**REQUIREMENTS:** Transcribe each line of the records below exactly, excluding any embedded images.

**EXERCISE INPUT:**

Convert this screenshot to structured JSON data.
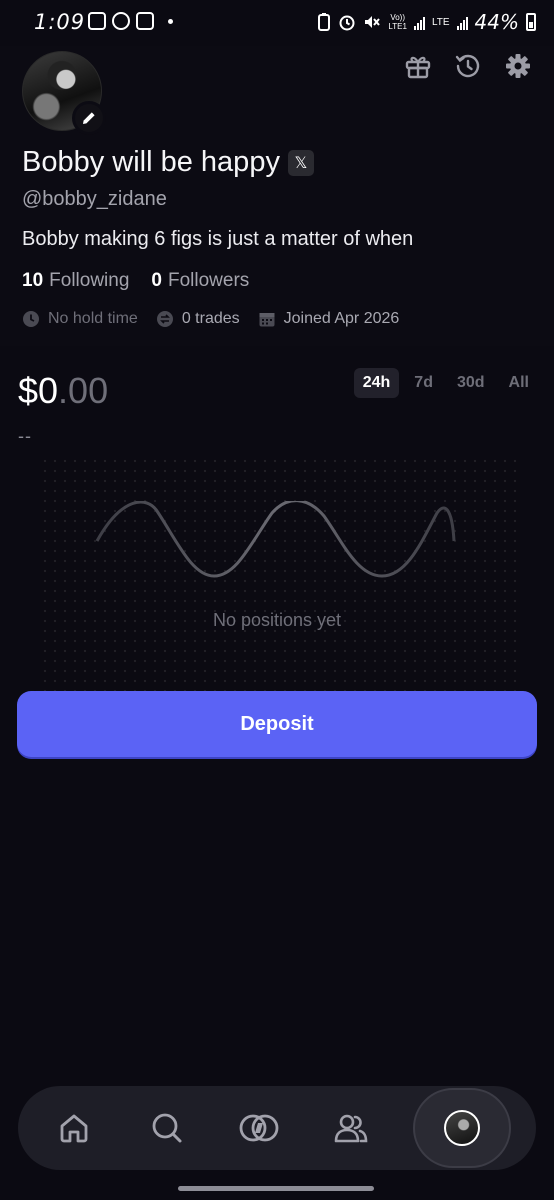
{
  "status_bar": {
    "time": "1:09",
    "battery": "44%",
    "volte": "Vo))",
    "lte1": "LTE1",
    "lte": "LTE"
  },
  "profile": {
    "display_name": "Bobby will be happy",
    "x_badge": "𝕏",
    "handle": "@bobby_zidane",
    "bio": "Bobby making 6 figs is just a matter of when",
    "following_count": "10",
    "following_label": "Following",
    "followers_count": "0",
    "followers_label": "Followers",
    "hold_time": "No hold time",
    "trades": "0 trades",
    "joined": "Joined Apr 2026"
  },
  "portfolio": {
    "balance_main": "$0",
    "balance_cents": ".00",
    "change": "--",
    "ranges": [
      "24h",
      "7d",
      "30d",
      "All"
    ],
    "active_range": "24h",
    "empty_text": "No positions yet",
    "deposit_label": "Deposit"
  },
  "nav": {
    "items": [
      "home-icon",
      "search-icon",
      "trade-icon",
      "social-icon",
      "profile-avatar"
    ],
    "active": "profile-avatar"
  },
  "colors": {
    "background": "#0b0a12",
    "accent": "#5b63f5",
    "muted": "#6f6f79"
  }
}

**SOLUTION TO THIS EXERCISE:**
Convert this screenshot to structured JSON data.
{
  "status_bar": {
    "time": "1:09",
    "battery": "44%",
    "volte": "Vo))",
    "lte1": "LTE1",
    "lte": "LTE"
  },
  "profile": {
    "display_name": "Bobby will be happy",
    "x_badge": "𝕏",
    "handle": "@bobby_zidane",
    "bio": "Bobby making 6 figs is just a matter of when",
    "following_count": "10",
    "following_label": "Following",
    "followers_count": "0",
    "followers_label": "Followers",
    "hold_time": "No hold time",
    "trades": "0 trades",
    "joined": "Joined Apr 2026"
  },
  "portfolio": {
    "balance_main": "$0",
    "balance_cents": ".00",
    "change": "--",
    "ranges": [
      "24h",
      "7d",
      "30d",
      "All"
    ],
    "active_range": "24h",
    "empty_text": "No positions yet",
    "deposit_label": "Deposit"
  },
  "nav": {
    "items": [
      "home-icon",
      "search-icon",
      "trade-icon",
      "social-icon",
      "profile-avatar"
    ],
    "active": "profile-avatar"
  },
  "colors": {
    "background": "#0b0a12",
    "accent": "#5b63f5",
    "muted": "#6f6f79"
  }
}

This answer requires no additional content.